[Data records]
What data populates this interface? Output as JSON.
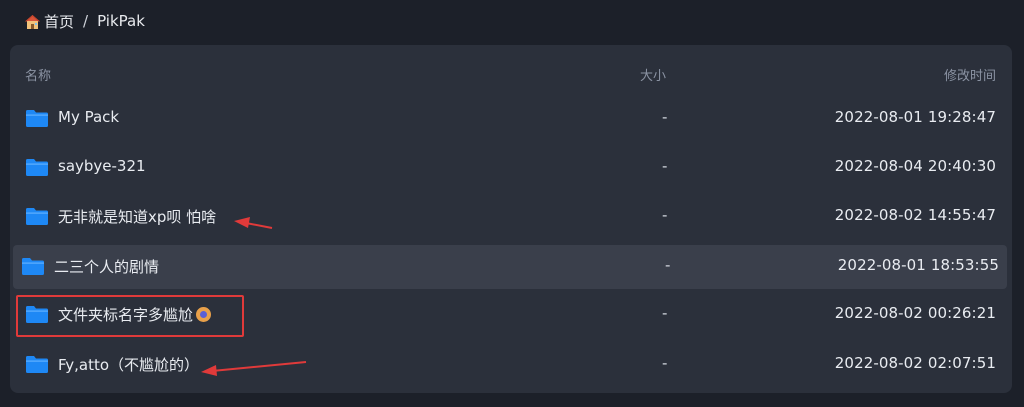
{
  "breadcrumb": {
    "home_label": "首页",
    "separator": "/",
    "current": "PikPak"
  },
  "table": {
    "headers": {
      "name": "名称",
      "size": "大小",
      "time": "修改时间"
    },
    "rows": [
      {
        "name": "My Pack",
        "size": "-",
        "time": "2022-08-01 19:28:47"
      },
      {
        "name": "saybye-321",
        "size": "-",
        "time": "2022-08-04 20:40:30"
      },
      {
        "name": "无非就是知道xp呗 怕啥",
        "size": "-",
        "time": "2022-08-02 14:55:47"
      },
      {
        "name": "二三个人的剧情",
        "size": "-",
        "time": "2022-08-01 18:53:55"
      },
      {
        "name": "文件夹标名字多尴尬",
        "size": "-",
        "time": "2022-08-02 00:26:21"
      },
      {
        "name": "Fy,atto（不尴尬的）",
        "size": "-",
        "time": "2022-08-02 02:07:51"
      }
    ]
  },
  "colors": {
    "background": "#1c2029",
    "panel": "#2b303b",
    "hover_row": "#3a3f4b",
    "folder": "#1e88f5",
    "annotation_red": "#e03a3a"
  },
  "icons": {
    "home": "house-icon",
    "folder": "folder-icon",
    "emoji": "embarrassed-emoji-icon"
  }
}
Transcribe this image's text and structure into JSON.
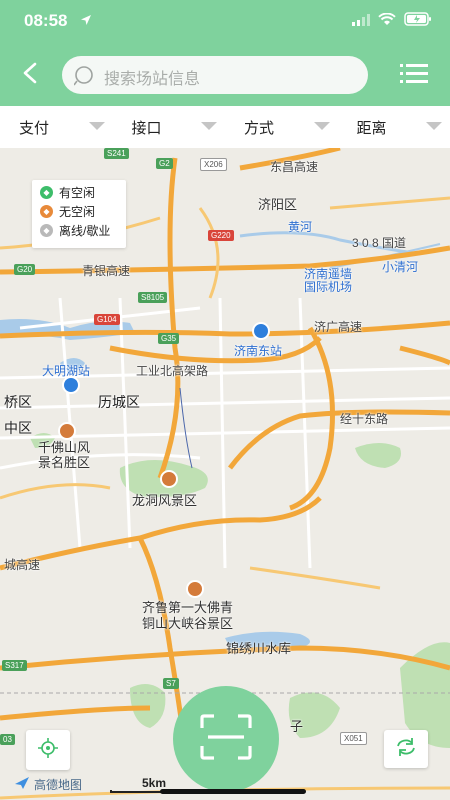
{
  "status_bar": {
    "time": "08:58"
  },
  "header": {
    "search_placeholder": "搜索场站信息"
  },
  "filters": [
    {
      "label": "支付"
    },
    {
      "label": "接口"
    },
    {
      "label": "方式"
    },
    {
      "label": "距离"
    }
  ],
  "legend": [
    {
      "label": "有空闲",
      "color": "#3dbd6a"
    },
    {
      "label": "无空闲",
      "color": "#e88a3a"
    },
    {
      "label": "离线/歇业",
      "color": "#b9b9b9"
    }
  ],
  "map": {
    "labels": {
      "jiyang": "济阳区",
      "qingyin": "青银高速",
      "dongqu": "东昌高速",
      "guodao308": "3 0 8 国道",
      "xiaoqinghe": "小清河",
      "airport": "济南遥墙\n国际机场",
      "jiguang": "济广高速",
      "jinan_east": "济南东站",
      "daminghu": "大明湖站",
      "gongyebei": "工业北高架路",
      "licheng": "历城区",
      "qiaoqu": "桥区",
      "zhongqu": "中区",
      "qianfoshan": "千佛山风\n景名胜区",
      "jingshi": "经十东路",
      "longdong": "龙洞风景区",
      "raocheng": "城高速",
      "dafo": "齐鲁第一大佛青\n铜山大峡谷景区",
      "jinxiu": "锦绣川水库",
      "huangshan": "黄河",
      "jingshan": "子"
    },
    "shields": {
      "s241": "S241",
      "g2": "G2",
      "x206": "X206",
      "g220": "G220",
      "g20": "G20",
      "s8105": "S8105",
      "g104": "G104",
      "g35": "G35",
      "s317": "S317",
      "s7": "S7",
      "x051": "X051",
      "s3": "03"
    },
    "attribution": "高德地图",
    "scale": "5km"
  },
  "icons": {
    "back": "back-arrow-icon",
    "search": "search-icon",
    "menu": "list-menu-icon",
    "locate": "locate-icon",
    "scan": "scan-icon",
    "refresh": "refresh-icon"
  }
}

** INSTRUCTIONS TO FOLLOW **
Copy all lines of the material above where the string "JSON" occurs.

** COMPLETE ANSWER **
What data populates this interface? Output as JSON.
Transcribe this image's text and structure into JSON.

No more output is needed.